What the task asks
Scan the data beneath this task and copy each line that includes "пробы".
[Start Supplied material]
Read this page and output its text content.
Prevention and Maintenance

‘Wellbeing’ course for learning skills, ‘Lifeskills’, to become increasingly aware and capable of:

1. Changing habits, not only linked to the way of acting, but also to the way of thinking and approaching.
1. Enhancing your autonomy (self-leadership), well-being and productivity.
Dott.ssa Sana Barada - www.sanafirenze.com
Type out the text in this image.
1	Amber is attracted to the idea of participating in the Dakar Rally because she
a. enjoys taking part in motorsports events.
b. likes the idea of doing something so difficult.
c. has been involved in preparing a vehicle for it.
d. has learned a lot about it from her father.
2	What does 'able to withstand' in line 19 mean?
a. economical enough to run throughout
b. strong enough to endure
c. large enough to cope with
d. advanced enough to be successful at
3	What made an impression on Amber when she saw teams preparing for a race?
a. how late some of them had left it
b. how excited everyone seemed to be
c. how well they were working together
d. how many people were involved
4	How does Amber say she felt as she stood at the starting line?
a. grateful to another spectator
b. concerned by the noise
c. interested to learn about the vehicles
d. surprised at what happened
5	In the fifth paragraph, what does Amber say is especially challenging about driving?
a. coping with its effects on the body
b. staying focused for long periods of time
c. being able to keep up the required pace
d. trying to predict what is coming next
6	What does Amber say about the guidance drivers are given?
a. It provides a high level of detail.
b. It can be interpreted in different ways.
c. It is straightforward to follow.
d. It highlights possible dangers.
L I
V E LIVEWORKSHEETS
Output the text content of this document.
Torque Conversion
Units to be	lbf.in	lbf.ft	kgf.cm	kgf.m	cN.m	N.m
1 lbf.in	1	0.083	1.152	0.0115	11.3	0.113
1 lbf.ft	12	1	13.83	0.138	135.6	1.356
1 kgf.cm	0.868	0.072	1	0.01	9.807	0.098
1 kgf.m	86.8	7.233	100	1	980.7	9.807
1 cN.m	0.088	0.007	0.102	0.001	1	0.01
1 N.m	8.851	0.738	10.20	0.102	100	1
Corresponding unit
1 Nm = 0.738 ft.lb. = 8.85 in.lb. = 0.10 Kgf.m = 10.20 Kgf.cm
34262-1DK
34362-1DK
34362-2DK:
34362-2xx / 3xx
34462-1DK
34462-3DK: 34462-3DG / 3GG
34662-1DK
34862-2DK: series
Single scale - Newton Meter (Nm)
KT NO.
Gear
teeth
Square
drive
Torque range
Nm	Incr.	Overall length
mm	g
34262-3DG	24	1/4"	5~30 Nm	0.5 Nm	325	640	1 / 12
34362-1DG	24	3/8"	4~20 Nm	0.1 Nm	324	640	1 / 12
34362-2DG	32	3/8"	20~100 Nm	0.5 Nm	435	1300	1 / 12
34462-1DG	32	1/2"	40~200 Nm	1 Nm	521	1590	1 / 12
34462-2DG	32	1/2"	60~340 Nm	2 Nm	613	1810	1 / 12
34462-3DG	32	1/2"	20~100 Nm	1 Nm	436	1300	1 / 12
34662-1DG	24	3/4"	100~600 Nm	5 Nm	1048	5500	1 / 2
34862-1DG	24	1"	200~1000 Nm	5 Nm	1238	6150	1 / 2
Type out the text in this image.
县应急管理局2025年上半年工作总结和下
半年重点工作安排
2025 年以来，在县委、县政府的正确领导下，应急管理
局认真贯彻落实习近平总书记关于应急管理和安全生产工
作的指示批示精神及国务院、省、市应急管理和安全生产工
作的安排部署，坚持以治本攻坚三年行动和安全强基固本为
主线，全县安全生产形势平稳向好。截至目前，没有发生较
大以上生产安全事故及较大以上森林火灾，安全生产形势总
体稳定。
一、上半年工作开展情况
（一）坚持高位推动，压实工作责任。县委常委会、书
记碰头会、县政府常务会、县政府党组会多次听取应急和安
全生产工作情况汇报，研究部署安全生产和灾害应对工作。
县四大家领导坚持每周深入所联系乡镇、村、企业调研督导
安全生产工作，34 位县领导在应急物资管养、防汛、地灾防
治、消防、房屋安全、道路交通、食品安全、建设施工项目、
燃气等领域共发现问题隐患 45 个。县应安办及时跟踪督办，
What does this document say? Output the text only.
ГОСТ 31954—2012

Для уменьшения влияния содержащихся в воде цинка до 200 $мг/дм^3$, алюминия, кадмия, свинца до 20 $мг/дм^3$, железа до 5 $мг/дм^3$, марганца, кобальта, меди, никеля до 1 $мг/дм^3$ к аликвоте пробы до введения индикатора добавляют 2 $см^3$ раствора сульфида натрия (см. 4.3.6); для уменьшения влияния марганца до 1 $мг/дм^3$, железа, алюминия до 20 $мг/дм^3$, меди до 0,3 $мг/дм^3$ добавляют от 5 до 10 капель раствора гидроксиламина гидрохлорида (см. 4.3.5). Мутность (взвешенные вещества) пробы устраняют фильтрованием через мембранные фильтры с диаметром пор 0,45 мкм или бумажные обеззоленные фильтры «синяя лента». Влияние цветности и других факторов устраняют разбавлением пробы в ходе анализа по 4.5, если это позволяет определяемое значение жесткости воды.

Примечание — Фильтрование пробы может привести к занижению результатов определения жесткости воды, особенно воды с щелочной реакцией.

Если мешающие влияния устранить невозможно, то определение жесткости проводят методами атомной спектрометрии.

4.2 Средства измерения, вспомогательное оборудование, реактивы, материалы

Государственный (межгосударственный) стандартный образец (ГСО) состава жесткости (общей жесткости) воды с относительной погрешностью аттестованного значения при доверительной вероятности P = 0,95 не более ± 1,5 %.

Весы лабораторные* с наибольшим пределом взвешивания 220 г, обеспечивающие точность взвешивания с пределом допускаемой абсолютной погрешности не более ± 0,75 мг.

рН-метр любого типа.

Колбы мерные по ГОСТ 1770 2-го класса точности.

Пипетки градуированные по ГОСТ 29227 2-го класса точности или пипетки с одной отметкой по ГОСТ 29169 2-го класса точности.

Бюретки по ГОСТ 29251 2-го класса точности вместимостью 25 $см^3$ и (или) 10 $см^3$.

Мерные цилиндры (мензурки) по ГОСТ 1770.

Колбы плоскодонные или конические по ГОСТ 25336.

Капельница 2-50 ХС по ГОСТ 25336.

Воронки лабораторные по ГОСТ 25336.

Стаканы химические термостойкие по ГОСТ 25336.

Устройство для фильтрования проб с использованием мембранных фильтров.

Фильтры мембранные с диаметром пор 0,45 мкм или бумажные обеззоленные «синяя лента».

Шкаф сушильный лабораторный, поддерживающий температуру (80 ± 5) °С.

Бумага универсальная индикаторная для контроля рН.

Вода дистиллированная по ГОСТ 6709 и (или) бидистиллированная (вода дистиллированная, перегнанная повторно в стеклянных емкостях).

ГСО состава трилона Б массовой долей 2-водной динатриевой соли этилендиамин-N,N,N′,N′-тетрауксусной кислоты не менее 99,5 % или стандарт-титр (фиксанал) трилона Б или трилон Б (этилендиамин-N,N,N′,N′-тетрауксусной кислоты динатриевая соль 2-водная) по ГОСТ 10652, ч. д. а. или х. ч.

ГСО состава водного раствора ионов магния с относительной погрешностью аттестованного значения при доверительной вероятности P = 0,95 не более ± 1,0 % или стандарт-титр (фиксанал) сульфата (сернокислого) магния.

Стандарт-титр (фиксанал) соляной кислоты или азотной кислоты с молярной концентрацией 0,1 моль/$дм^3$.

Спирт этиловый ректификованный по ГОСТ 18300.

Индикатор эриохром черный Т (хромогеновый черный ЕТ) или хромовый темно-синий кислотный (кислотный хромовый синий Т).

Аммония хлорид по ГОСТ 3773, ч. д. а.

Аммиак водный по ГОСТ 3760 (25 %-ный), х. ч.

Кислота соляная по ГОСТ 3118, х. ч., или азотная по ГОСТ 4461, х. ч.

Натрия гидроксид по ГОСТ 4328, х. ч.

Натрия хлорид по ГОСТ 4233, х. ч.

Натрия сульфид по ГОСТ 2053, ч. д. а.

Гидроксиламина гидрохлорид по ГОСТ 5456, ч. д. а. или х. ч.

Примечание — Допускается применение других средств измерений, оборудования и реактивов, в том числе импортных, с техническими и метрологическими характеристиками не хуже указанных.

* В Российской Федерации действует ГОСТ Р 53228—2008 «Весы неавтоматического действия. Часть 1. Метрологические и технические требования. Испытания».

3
[End Supplied material]
Completed exercise
Для уменьшения влияния содержащихся в воде цинка до 200 $мг/дм^3$, алюминия, кадмия, свинца до 20 $мг/дм^3$, железа до 5 $мг/дм^3$, марганца, кобальта, меди, никеля до 1 $мг/дм^3$ к аликвоте пробы до введения индикатора добавляют 2 $см^3$ раствора сульфида натрия (см. 4.3.6); для уменьшения влияния марганца до 1 $мг/дм^3$, железа, алюминия до 20 $мг/дм^3$, меди до 0,3 $мг/дм^3$ добавляют от 5 до 10 капель раствора гидроксиламина гидрохлорида (см. 4.3.5). Мутность (взвешенные вещества) пробы устраняют фильтрованием через мембранные фильтры с диаметром пор 0,45 мкм или бумажные обеззоленные фильтры «синяя лента». Влияние цветности и других факторов устраняют разбавлением пробы в ходе анализа по 4.5, если это позволяет определяемое значение жесткости воды.
Примечание — Фильтрование пробы может привести к занижению результатов определения жесткости воды, особенно воды с щелочной реакцией.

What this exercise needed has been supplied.